- _Task to carry out_
Leave the pictures out, and retype all of the material exactly as written.

- _Some records_
=====

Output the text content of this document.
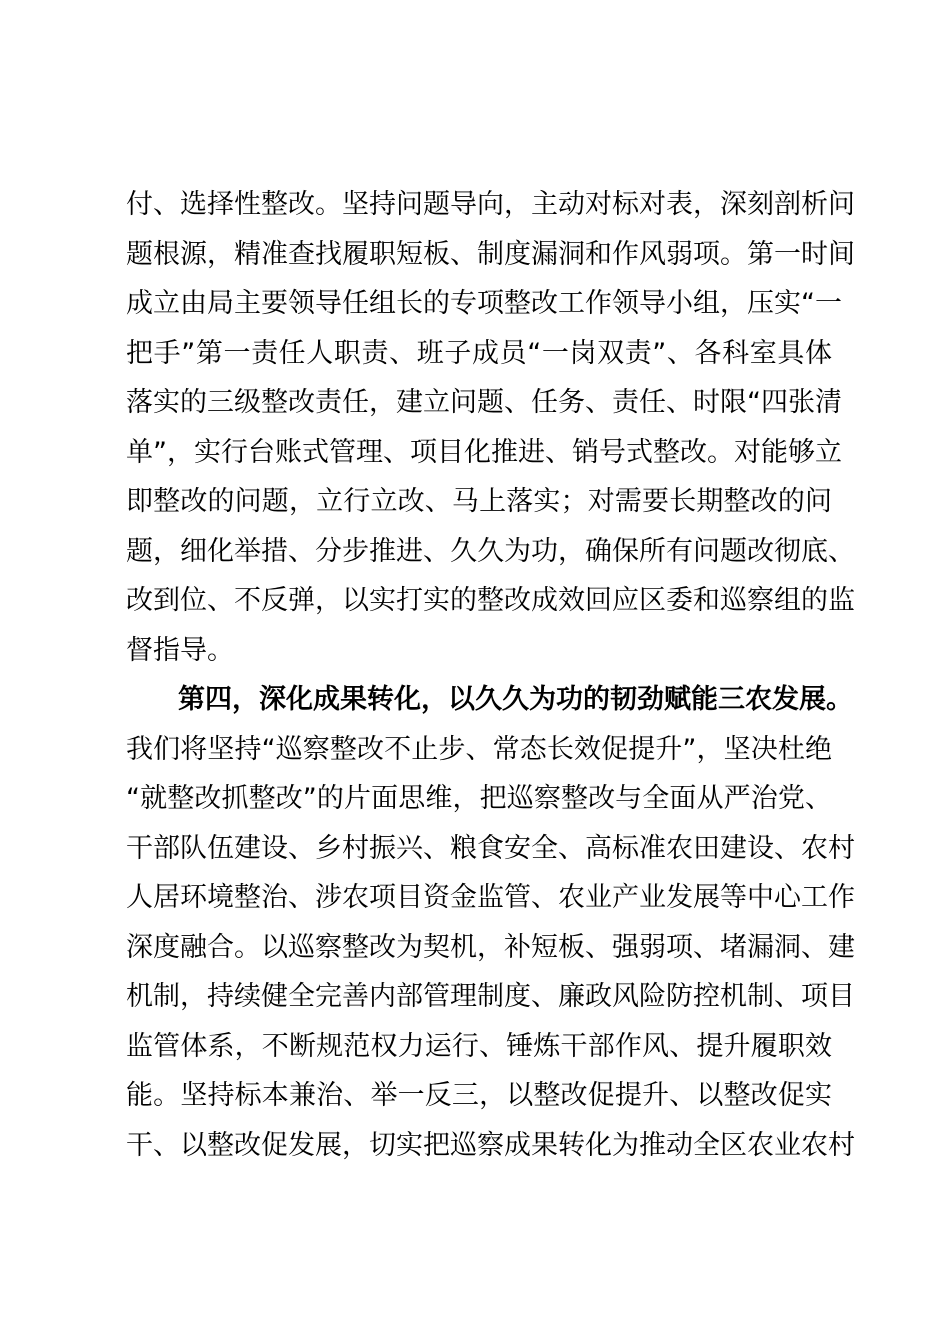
付、选择性整改。坚持问题导向，主动对标对表，深刻剖析问
题根源，精准查找履职短板、制度漏洞和作风弱项。第一时间
成立由局主要领导任组长的专项整改工作领导小组，压实“一
把手”第一责任人职责、班子成员“一岗双责”、各科室具体
落实的三级整改责任，建立问题、任务、责任、时限“四张清
单”，实行台账式管理、项目化推进、销号式整改。对能够立
即整改的问题，立行立改、马上落实；对需要长期整改的问
题，细化举措、分步推进、久久为功，确保所有问题改彻底、
改到位、不反弹，以实打实的整改成效回应区委和巡察组的监
督指导。
第四，深化成果转化，以久久为功的韧劲赋能三农发展。
我们将坚持“巡察整改不止步、常态长效促提升”，坚决杜绝
“就整改抓整改”的片面思维，把巡察整改与全面从严治党、
干部队伍建设、乡村振兴、粮食安全、高标准农田建设、农村
人居环境整治、涉农项目资金监管、农业产业发展等中心工作
深度融合。以巡察整改为契机，补短板、强弱项、堵漏洞、建
机制，持续健全完善内部管理制度、廉政风险防控机制、项目
监管体系，不断规范权力运行、锤炼干部作风、提升履职效
能。坚持标本兼治、举一反三，以整改促提升、以整改促实
干、以整改促发展，切实把巡察成果转化为推动全区农业农村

=====

- _Exercise solution_
Output the text content of this document.
付、选择性整改。坚持问题导向，主动对标对表，深刻剖析问
题根源，精准查找履职短板、制度漏洞和作风弱项。第一时间
成立由局主要领导任组长的专项整改工作领导小组，压实“一
把手”第一责任人职责、班子成员“一岗双责”、各科室具体
落实的三级整改责任，建立问题、任务、责任、时限“四张清
单”，实行台账式管理、项目化推进、销号式整改。对能够立
即整改的问题，立行立改、马上落实；对需要长期整改的问
题，细化举措、分步推进、久久为功，确保所有问题改彻底、
改到位、不反弹，以实打实的整改成效回应区委和巡察组的监
督指导。
第四，深化成果转化，以久久为功的韧劲赋能三农发展。
我们将坚持“巡察整改不止步、常态长效促提升”，坚决杜绝
“就整改抓整改”的片面思维，把巡察整改与全面从严治党、
干部队伍建设、乡村振兴、粮食安全、高标准农田建设、农村
人居环境整治、涉农项目资金监管、农业产业发展等中心工作
深度融合。以巡察整改为契机，补短板、强弱项、堵漏洞、建
机制，持续健全完善内部管理制度、廉政风险防控机制、项目
监管体系，不断规范权力运行、锤炼干部作风、提升履职效
能。坚持标本兼治、举一反三，以整改促提升、以整改促实
干、以整改促发展，切实把巡察成果转化为推动全区农业农村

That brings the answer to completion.